Requirements:
Transcribe every entry word for word, but skip the images.

-- BEGIN --

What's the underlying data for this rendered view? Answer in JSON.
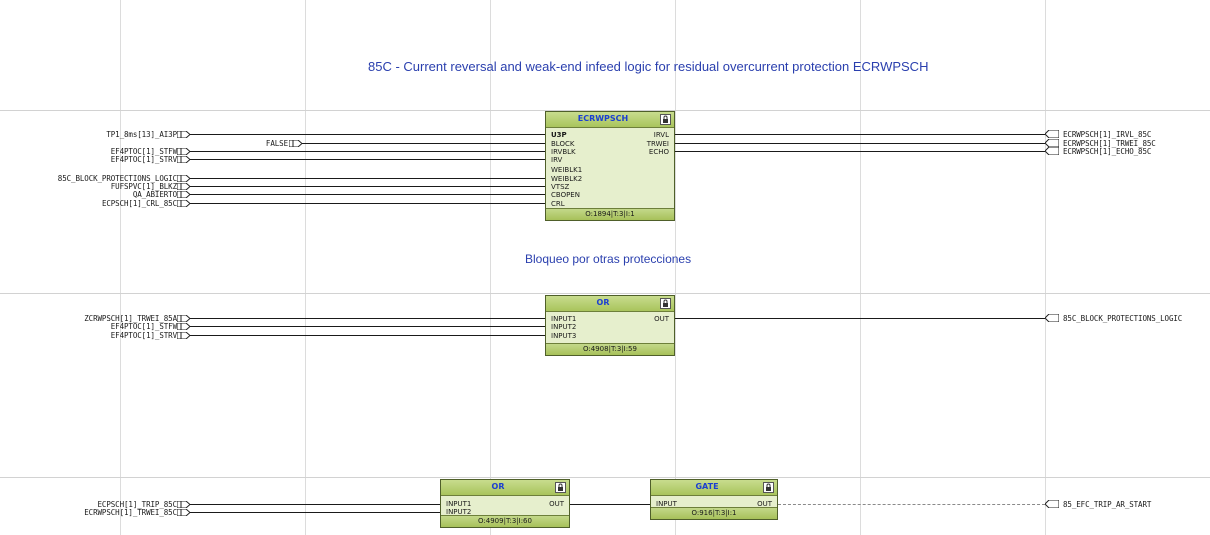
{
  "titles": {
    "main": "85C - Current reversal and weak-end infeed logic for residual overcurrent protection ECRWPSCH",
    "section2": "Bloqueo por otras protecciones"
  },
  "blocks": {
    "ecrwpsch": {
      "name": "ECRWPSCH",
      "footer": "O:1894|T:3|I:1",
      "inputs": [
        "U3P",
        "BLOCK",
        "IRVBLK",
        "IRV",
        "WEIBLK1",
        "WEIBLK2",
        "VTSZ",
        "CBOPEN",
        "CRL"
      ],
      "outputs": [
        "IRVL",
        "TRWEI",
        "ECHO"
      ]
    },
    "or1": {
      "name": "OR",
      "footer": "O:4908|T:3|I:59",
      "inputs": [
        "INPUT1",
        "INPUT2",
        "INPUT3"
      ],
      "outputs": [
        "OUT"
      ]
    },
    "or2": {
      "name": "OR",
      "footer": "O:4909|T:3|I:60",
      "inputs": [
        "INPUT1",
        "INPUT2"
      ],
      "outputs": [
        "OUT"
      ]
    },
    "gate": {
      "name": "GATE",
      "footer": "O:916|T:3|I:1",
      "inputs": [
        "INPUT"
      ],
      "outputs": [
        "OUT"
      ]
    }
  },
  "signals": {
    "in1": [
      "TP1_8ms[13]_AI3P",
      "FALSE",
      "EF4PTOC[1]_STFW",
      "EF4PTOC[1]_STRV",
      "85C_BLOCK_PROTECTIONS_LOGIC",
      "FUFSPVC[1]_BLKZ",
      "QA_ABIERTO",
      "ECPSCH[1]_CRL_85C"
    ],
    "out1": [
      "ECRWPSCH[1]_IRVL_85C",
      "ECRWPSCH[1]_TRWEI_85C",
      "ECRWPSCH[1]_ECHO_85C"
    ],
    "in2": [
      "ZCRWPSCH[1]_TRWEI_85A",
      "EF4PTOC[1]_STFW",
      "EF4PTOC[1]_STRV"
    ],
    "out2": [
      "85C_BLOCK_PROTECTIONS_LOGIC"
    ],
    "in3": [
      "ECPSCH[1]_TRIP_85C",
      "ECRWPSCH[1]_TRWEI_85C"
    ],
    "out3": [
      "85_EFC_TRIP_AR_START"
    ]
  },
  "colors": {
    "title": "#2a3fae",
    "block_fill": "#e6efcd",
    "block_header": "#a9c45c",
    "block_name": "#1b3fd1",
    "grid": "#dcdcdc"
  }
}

-- END --

Written response:
What's the underlying data for this rendered view? Answer in JSON.
{
  "titles": {
    "main": "85C - Current reversal and weak-end infeed logic for residual overcurrent protection ECRWPSCH",
    "section2": "Bloqueo por otras protecciones"
  },
  "blocks": {
    "ecrwpsch": {
      "name": "ECRWPSCH",
      "footer": "O:1894|T:3|I:1",
      "inputs": [
        "U3P",
        "BLOCK",
        "IRVBLK",
        "IRV",
        "WEIBLK1",
        "WEIBLK2",
        "VTSZ",
        "CBOPEN",
        "CRL"
      ],
      "outputs": [
        "IRVL",
        "TRWEI",
        "ECHO"
      ]
    },
    "or1": {
      "name": "OR",
      "footer": "O:4908|T:3|I:59",
      "inputs": [
        "INPUT1",
        "INPUT2",
        "INPUT3"
      ],
      "outputs": [
        "OUT"
      ]
    },
    "or2": {
      "name": "OR",
      "footer": "O:4909|T:3|I:60",
      "inputs": [
        "INPUT1",
        "INPUT2"
      ],
      "outputs": [
        "OUT"
      ]
    },
    "gate": {
      "name": "GATE",
      "footer": "O:916|T:3|I:1",
      "inputs": [
        "INPUT"
      ],
      "outputs": [
        "OUT"
      ]
    }
  },
  "signals": {
    "in1": [
      "TP1_8ms[13]_AI3P",
      "FALSE",
      "EF4PTOC[1]_STFW",
      "EF4PTOC[1]_STRV",
      "85C_BLOCK_PROTECTIONS_LOGIC",
      "FUFSPVC[1]_BLKZ",
      "QA_ABIERTO",
      "ECPSCH[1]_CRL_85C"
    ],
    "out1": [
      "ECRWPSCH[1]_IRVL_85C",
      "ECRWPSCH[1]_TRWEI_85C",
      "ECRWPSCH[1]_ECHO_85C"
    ],
    "in2": [
      "ZCRWPSCH[1]_TRWEI_85A",
      "EF4PTOC[1]_STFW",
      "EF4PTOC[1]_STRV"
    ],
    "out2": [
      "85C_BLOCK_PROTECTIONS_LOGIC"
    ],
    "in3": [
      "ECPSCH[1]_TRIP_85C",
      "ECRWPSCH[1]_TRWEI_85C"
    ],
    "out3": [
      "85_EFC_TRIP_AR_START"
    ]
  },
  "colors": {
    "title": "#2a3fae",
    "block_fill": "#e6efcd",
    "block_header": "#a9c45c",
    "block_name": "#1b3fd1",
    "grid": "#dcdcdc"
  }
}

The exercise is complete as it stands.